Do this => Please quote every line word for word.

Stored records
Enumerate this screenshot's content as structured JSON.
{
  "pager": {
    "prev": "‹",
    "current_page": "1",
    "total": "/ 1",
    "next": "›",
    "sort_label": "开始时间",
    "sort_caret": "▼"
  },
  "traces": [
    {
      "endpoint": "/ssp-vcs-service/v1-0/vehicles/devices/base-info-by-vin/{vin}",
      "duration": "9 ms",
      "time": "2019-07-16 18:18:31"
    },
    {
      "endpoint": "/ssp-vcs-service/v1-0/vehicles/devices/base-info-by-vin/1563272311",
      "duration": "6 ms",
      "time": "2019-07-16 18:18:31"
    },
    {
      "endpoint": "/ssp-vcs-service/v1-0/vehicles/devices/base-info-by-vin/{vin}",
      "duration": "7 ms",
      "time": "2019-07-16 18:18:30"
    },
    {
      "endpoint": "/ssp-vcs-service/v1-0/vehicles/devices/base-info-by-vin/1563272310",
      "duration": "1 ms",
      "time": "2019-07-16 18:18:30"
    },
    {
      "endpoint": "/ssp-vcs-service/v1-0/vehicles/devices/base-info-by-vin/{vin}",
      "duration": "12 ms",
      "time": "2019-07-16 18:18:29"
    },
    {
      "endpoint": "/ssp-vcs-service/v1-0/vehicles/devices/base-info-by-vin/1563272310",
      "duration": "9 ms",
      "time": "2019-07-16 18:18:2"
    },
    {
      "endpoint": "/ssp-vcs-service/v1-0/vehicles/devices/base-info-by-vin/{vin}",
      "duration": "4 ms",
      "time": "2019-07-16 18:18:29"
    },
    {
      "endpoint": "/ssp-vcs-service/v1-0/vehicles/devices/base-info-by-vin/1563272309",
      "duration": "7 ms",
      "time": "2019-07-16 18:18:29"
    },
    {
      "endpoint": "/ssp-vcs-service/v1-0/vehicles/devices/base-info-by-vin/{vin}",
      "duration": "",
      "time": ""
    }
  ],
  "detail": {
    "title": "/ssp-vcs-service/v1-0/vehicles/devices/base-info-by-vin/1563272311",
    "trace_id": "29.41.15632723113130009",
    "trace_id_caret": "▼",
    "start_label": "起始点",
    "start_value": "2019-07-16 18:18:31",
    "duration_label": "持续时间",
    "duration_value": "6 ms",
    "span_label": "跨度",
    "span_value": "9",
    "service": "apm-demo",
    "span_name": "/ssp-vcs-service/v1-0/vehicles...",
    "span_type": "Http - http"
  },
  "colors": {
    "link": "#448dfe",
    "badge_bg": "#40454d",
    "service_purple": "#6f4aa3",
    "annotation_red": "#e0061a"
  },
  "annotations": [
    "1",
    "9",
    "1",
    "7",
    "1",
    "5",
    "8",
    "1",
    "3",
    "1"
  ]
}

Written response =>
Enumerate this screenshot's content as structured JSON.
{
  "pager": {
    "prev": "‹",
    "current_page": "1",
    "total": "/ 1",
    "next": "›",
    "sort_label": "开始时间",
    "sort_caret": "▼"
  },
  "traces": [
    {
      "endpoint": "/ssp-vcs-service/v1-0/vehicles/devices/base-info-by-vin/{vin}",
      "duration": "9 ms",
      "time": "2019-07-16 18:18:31"
    },
    {
      "endpoint": "/ssp-vcs-service/v1-0/vehicles/devices/base-info-by-vin/1563272311",
      "duration": "6 ms",
      "time": "2019-07-16 18:18:31"
    },
    {
      "endpoint": "/ssp-vcs-service/v1-0/vehicles/devices/base-info-by-vin/{vin}",
      "duration": "7 ms",
      "time": "2019-07-16 18:18:30"
    },
    {
      "endpoint": "/ssp-vcs-service/v1-0/vehicles/devices/base-info-by-vin/1563272310",
      "duration": "1 ms",
      "time": "2019-07-16 18:18:30"
    },
    {
      "endpoint": "/ssp-vcs-service/v1-0/vehicles/devices/base-info-by-vin/{vin}",
      "duration": "12 ms",
      "time": "2019-07-16 18:18:29"
    },
    {
      "endpoint": "/ssp-vcs-service/v1-0/vehicles/devices/base-info-by-vin/1563272310",
      "duration": "9 ms",
      "time": "2019-07-16 18:18:2"
    },
    {
      "endpoint": "/ssp-vcs-service/v1-0/vehicles/devices/base-info-by-vin/{vin}",
      "duration": "4 ms",
      "time": "2019-07-16 18:18:29"
    },
    {
      "endpoint": "/ssp-vcs-service/v1-0/vehicles/devices/base-info-by-vin/1563272309",
      "duration": "7 ms",
      "time": "2019-07-16 18:18:29"
    },
    {
      "endpoint": "/ssp-vcs-service/v1-0/vehicles/devices/base-info-by-vin/{vin}",
      "duration": "",
      "time": ""
    }
  ],
  "detail": {
    "title": "/ssp-vcs-service/v1-0/vehicles/devices/base-info-by-vin/1563272311",
    "trace_id": "29.41.15632723113130009",
    "trace_id_caret": "▼",
    "start_label": "起始点",
    "start_value": "2019-07-16 18:18:31",
    "duration_label": "持续时间",
    "duration_value": "6 ms",
    "span_label": "跨度",
    "span_value": "9",
    "service": "apm-demo",
    "span_name": "/ssp-vcs-service/v1-0/vehicles...",
    "span_type": "Http - http"
  },
  "colors": {
    "link": "#448dfe",
    "badge_bg": "#40454d",
    "service_purple": "#6f4aa3",
    "annotation_red": "#e0061a"
  },
  "annotations": [
    "1",
    "9",
    "1",
    "7",
    "1",
    "5",
    "8",
    "1",
    "3",
    "1"
  ]
}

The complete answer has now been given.